▸ Task description
Beneath this task is a listing; retype all of it exactly.
........
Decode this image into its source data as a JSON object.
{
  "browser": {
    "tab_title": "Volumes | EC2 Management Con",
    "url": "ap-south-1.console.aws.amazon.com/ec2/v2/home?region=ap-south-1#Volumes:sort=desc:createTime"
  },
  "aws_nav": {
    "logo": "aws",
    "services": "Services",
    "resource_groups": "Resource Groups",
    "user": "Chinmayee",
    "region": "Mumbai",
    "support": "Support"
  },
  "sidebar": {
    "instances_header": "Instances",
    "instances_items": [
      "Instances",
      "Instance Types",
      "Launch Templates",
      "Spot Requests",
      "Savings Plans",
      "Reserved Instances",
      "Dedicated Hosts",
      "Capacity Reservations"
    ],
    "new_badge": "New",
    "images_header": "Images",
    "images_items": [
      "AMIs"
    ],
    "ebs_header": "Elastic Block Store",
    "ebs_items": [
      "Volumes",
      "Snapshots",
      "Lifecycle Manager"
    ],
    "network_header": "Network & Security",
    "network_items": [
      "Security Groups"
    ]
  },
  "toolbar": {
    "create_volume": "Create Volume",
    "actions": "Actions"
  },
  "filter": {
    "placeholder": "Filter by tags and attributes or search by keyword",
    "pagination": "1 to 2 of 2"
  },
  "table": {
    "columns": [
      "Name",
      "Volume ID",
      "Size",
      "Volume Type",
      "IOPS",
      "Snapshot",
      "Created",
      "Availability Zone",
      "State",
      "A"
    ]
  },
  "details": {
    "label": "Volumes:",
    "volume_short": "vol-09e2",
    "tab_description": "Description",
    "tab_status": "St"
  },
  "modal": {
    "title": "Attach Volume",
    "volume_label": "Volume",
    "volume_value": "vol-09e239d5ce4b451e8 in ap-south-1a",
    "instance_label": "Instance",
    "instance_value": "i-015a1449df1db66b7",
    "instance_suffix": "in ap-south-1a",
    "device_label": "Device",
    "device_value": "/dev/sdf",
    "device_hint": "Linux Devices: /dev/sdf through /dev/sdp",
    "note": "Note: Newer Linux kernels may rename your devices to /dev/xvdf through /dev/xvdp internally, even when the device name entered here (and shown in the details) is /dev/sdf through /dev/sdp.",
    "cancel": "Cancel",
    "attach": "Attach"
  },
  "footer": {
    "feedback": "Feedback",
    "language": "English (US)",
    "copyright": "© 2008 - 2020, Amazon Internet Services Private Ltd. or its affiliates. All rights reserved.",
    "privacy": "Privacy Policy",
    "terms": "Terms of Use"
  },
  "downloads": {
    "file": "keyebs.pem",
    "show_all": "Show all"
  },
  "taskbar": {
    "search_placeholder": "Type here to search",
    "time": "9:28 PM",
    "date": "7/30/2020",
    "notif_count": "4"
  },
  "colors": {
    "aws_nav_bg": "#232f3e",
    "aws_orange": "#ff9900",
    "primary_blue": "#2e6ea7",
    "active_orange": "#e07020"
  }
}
........
▸ Result of this exercise
Decode this image into its source data as a JSON object.
{
  "browser": {
    "tab_title": "Volumes | EC2 Management Con",
    "url": "ap-south-1.console.aws.amazon.com/ec2/v2/home?region=ap-south-1#Volumes:sort=desc:createTime"
  },
  "aws_nav": {
    "logo": "aws",
    "services": "Services",
    "resource_groups": "Resource Groups",
    "user": "Chinmayee",
    "region": "Mumbai",
    "support": "Support"
  },
  "sidebar": {
    "instances_header": "Instances",
    "instances_items": [
      "Instances",
      "Instance Types",
      "Launch Templates",
      "Spot Requests",
      "Savings Plans",
      "Reserved Instances",
      "Dedicated Hosts",
      "Capacity Reservations"
    ],
    "new_badge": "New",
    "images_header": "Images",
    "images_items": [
      "AMIs"
    ],
    "ebs_header": "Elastic Block Store",
    "ebs_items": [
      "Volumes",
      "Snapshots",
      "Lifecycle Manager"
    ],
    "network_header": "Network & Security",
    "network_items": [
      "Security Groups"
    ]
  },
  "toolbar": {
    "create_volume": "Create Volume",
    "actions": "Actions"
  },
  "filter": {
    "placeholder": "Filter by tags and attributes or search by keyword",
    "pagination": "1 to 2 of 2"
  },
  "table": {
    "columns": [
      "Name",
      "Volume ID",
      "Size",
      "Volume Type",
      "IOPS",
      "Snapshot",
      "Created",
      "Availability Zone",
      "State",
      "A"
    ]
  },
  "details": {
    "label": "Volumes:",
    "volume_short": "vol-09e2",
    "tab_description": "Description",
    "tab_status": "St"
  },
  "modal": {
    "title": "Attach Volume",
    "volume_label": "Volume",
    "volume_value": "vol-09e239d5ce4b451e8 in ap-south-1a",
    "instance_label": "Instance",
    "instance_value": "i-015a1449df1db66b7",
    "instance_suffix": "in ap-south-1a",
    "device_label": "Device",
    "device_value": "/dev/sdf",
    "device_hint": "Linux Devices: /dev/sdf through /dev/sdp",
    "note": "Note: Newer Linux kernels may rename your devices to /dev/xvdf through /dev/xvdp internally, even when the device name entered here (and shown in the details) is /dev/sdf through /dev/sdp.",
    "cancel": "Cancel",
    "attach": "Attach"
  },
  "footer": {
    "feedback": "Feedback",
    "language": "English (US)",
    "copyright": "© 2008 - 2020, Amazon Internet Services Private Ltd. or its affiliates. All rights reserved.",
    "privacy": "Privacy Policy",
    "terms": "Terms of Use"
  },
  "downloads": {
    "file": "keyebs.pem",
    "show_all": "Show all"
  },
  "taskbar": {
    "search_placeholder": "Type here to search",
    "time": "9:28 PM",
    "date": "7/30/2020",
    "notif_count": "4"
  },
  "colors": {
    "aws_nav_bg": "#232f3e",
    "aws_orange": "#ff9900",
    "primary_blue": "#2e6ea7",
    "active_orange": "#e07020"
  }
}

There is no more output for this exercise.